[What this task involves] Return every line of the material exactly.

[Dataset excerpts]

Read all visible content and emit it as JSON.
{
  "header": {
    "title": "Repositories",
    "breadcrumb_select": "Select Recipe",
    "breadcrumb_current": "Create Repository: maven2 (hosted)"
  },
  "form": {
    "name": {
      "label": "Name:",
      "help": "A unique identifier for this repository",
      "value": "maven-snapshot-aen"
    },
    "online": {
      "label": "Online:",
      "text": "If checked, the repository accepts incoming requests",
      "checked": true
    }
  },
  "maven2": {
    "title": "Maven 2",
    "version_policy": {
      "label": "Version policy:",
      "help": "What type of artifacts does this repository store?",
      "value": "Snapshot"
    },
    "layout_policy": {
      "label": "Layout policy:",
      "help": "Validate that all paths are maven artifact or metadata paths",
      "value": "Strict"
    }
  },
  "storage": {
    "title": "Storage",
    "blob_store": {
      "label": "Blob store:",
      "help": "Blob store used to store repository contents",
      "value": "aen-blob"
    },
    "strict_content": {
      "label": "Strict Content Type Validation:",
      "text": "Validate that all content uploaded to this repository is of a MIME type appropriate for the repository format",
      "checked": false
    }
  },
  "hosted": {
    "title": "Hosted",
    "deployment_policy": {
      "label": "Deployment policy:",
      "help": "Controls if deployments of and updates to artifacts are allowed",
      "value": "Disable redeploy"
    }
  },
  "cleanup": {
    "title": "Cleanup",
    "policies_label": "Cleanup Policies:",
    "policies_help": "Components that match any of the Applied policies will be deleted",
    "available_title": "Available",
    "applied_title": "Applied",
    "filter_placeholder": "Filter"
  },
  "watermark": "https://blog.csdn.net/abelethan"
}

[Output below]
Read all visible content and emit it as JSON.
{
  "header": {
    "title": "Repositories",
    "breadcrumb_select": "Select Recipe",
    "breadcrumb_current": "Create Repository: maven2 (hosted)"
  },
  "form": {
    "name": {
      "label": "Name:",
      "help": "A unique identifier for this repository",
      "value": "maven-snapshot-aen"
    },
    "online": {
      "label": "Online:",
      "text": "If checked, the repository accepts incoming requests",
      "checked": true
    }
  },
  "maven2": {
    "title": "Maven 2",
    "version_policy": {
      "label": "Version policy:",
      "help": "What type of artifacts does this repository store?",
      "value": "Snapshot"
    },
    "layout_policy": {
      "label": "Layout policy:",
      "help": "Validate that all paths are maven artifact or metadata paths",
      "value": "Strict"
    }
  },
  "storage": {
    "title": "Storage",
    "blob_store": {
      "label": "Blob store:",
      "help": "Blob store used to store repository contents",
      "value": "aen-blob"
    },
    "strict_content": {
      "label": "Strict Content Type Validation:",
      "text": "Validate that all content uploaded to this repository is of a MIME type appropriate for the repository format",
      "checked": false
    }
  },
  "hosted": {
    "title": "Hosted",
    "deployment_policy": {
      "label": "Deployment policy:",
      "help": "Controls if deployments of and updates to artifacts are allowed",
      "value": "Disable redeploy"
    }
  },
  "cleanup": {
    "title": "Cleanup",
    "policies_label": "Cleanup Policies:",
    "policies_help": "Components that match any of the Applied policies will be deleted",
    "available_title": "Available",
    "applied_title": "Applied",
    "filter_placeholder": "Filter"
  },
  "watermark": "https://blog.csdn.net/abelethan"
}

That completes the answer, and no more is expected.